Task
Isolate every line in the records below with "subtitle" in it.

Some records

-*-

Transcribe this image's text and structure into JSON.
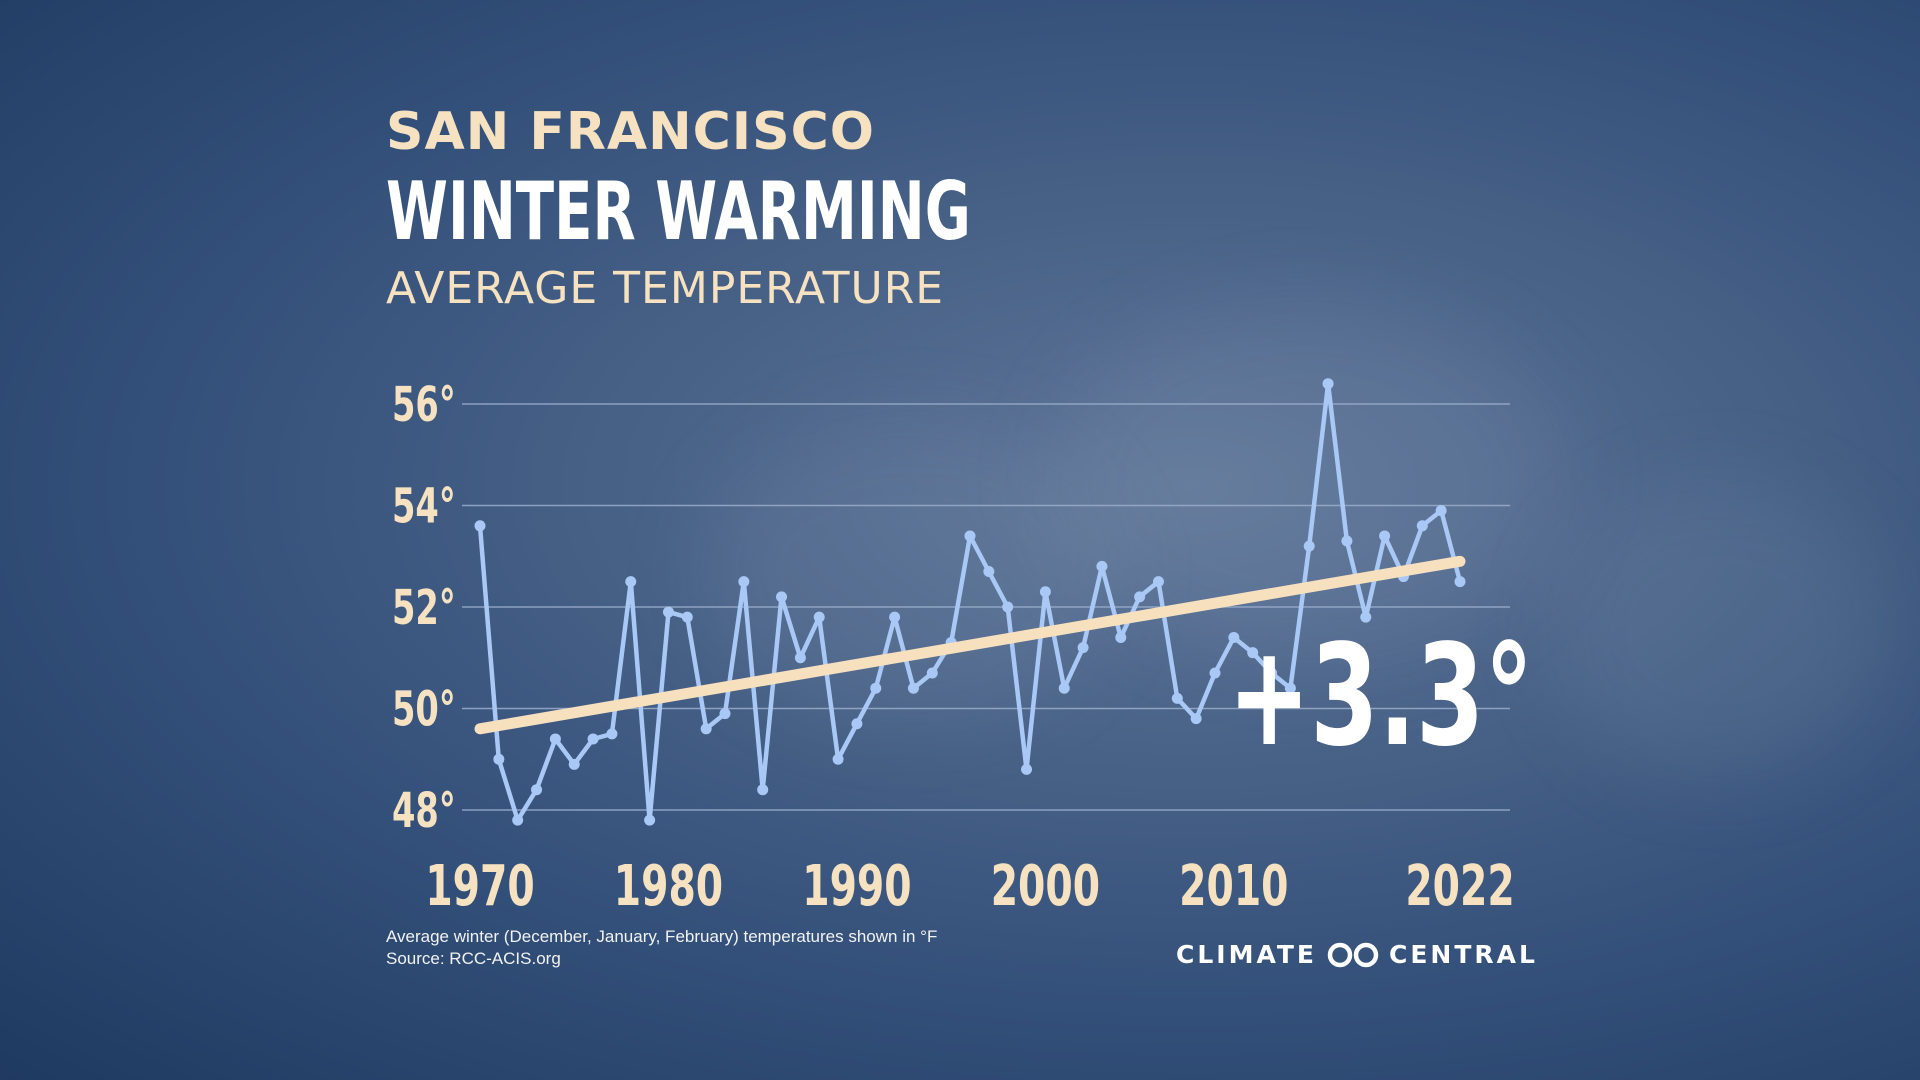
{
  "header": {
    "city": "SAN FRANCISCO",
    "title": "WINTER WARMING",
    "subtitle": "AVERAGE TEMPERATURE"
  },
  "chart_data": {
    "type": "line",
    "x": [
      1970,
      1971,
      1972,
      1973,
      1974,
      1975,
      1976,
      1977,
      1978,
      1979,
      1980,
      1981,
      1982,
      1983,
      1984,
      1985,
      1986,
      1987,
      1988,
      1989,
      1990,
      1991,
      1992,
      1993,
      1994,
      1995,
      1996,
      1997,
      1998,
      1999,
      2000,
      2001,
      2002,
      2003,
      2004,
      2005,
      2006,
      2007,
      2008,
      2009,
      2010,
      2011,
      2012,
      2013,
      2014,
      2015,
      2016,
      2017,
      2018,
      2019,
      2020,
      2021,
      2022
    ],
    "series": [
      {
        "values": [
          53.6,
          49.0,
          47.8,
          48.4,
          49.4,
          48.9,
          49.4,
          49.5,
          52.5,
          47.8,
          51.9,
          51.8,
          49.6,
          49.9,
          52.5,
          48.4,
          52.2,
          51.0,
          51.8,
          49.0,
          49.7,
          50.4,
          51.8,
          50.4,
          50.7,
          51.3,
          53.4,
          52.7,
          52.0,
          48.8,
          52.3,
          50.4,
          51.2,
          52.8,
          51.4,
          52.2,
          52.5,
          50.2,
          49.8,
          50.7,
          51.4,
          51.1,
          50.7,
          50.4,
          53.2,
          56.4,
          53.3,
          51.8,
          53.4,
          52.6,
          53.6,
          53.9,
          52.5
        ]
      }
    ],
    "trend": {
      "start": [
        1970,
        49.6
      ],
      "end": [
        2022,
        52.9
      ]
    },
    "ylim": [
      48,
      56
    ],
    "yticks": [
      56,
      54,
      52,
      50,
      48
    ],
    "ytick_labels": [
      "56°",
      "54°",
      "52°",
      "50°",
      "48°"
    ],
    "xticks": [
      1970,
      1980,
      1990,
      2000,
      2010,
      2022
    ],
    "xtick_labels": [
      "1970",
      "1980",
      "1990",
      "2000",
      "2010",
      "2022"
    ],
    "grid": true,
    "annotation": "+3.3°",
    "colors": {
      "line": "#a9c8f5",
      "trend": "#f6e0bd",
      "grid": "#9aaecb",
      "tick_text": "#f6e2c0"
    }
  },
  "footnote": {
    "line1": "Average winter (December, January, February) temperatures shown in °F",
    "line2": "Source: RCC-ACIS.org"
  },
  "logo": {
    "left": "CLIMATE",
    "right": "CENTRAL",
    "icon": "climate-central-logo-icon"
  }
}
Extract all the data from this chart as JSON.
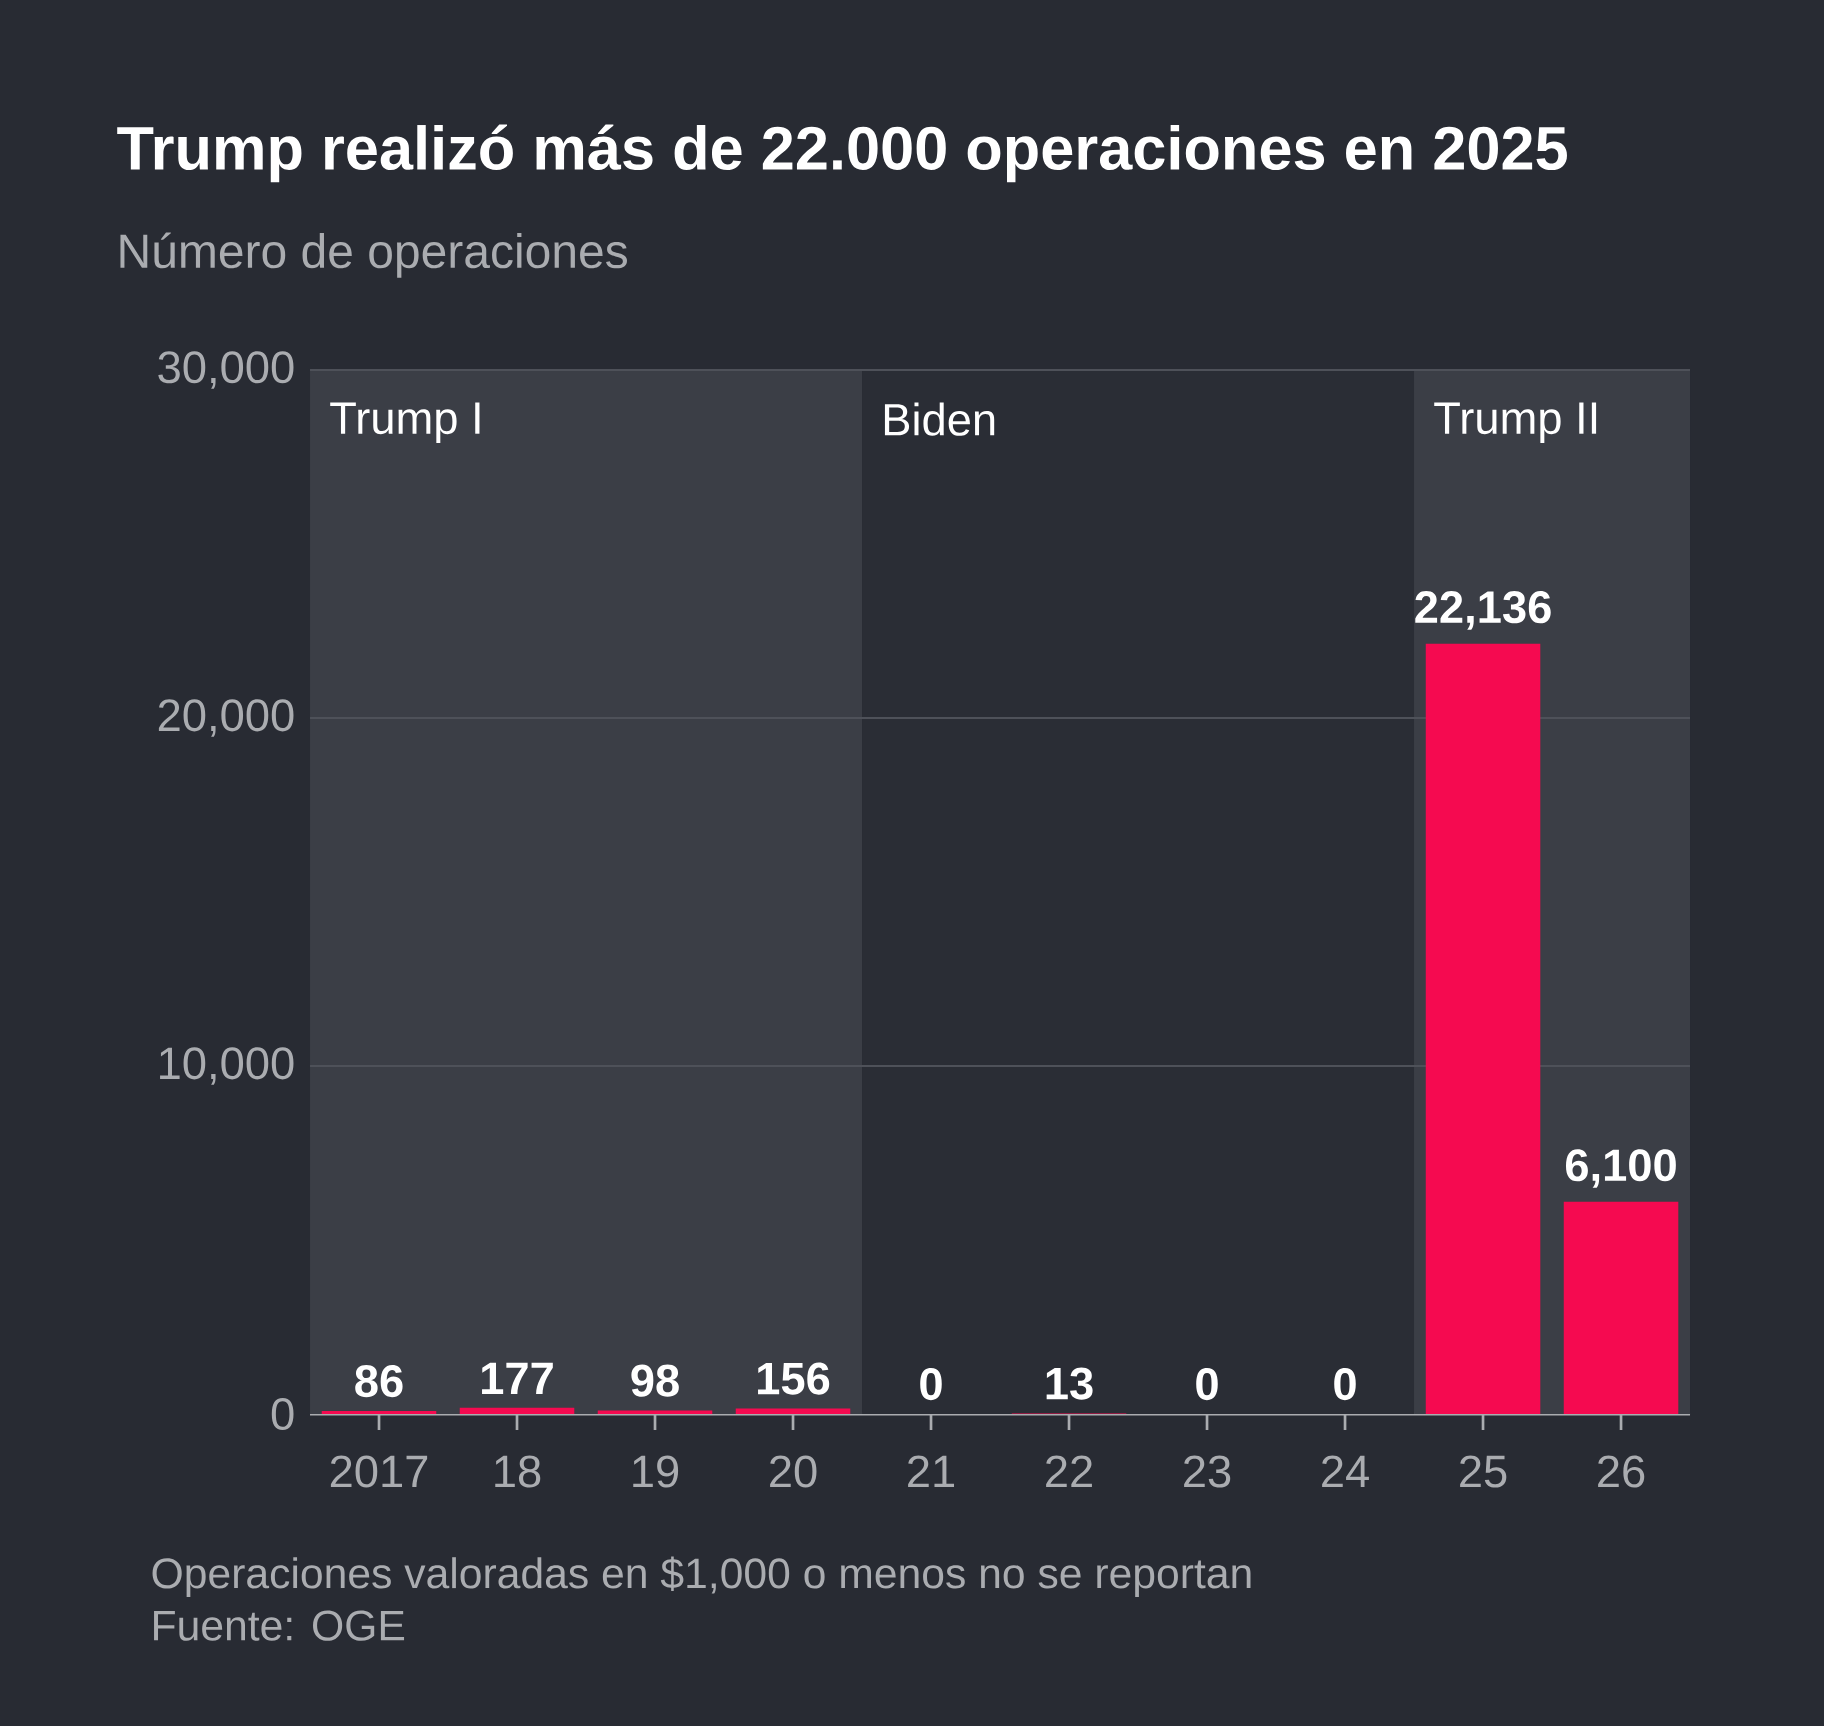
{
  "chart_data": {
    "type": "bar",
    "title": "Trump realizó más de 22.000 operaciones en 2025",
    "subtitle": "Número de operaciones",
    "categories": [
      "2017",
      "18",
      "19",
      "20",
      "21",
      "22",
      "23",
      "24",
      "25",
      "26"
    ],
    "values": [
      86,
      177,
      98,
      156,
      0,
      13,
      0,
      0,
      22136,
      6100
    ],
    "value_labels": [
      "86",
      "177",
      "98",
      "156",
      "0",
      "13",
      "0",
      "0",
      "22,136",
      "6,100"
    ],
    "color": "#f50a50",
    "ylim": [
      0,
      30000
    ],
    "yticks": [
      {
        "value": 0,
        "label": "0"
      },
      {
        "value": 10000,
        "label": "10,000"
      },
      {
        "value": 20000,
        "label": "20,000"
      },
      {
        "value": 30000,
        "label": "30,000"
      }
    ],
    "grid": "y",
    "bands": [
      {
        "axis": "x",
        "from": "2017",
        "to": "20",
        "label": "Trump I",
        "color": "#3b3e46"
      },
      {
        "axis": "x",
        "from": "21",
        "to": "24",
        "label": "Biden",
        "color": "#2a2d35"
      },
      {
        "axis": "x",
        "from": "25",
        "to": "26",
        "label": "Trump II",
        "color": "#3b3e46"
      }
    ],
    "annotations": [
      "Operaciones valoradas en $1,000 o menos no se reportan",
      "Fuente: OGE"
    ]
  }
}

-*-

Answer for this exercise
    "subtitle": "AVERAGE TEMPERATURE"
    "subtitle": "Número de operaciones",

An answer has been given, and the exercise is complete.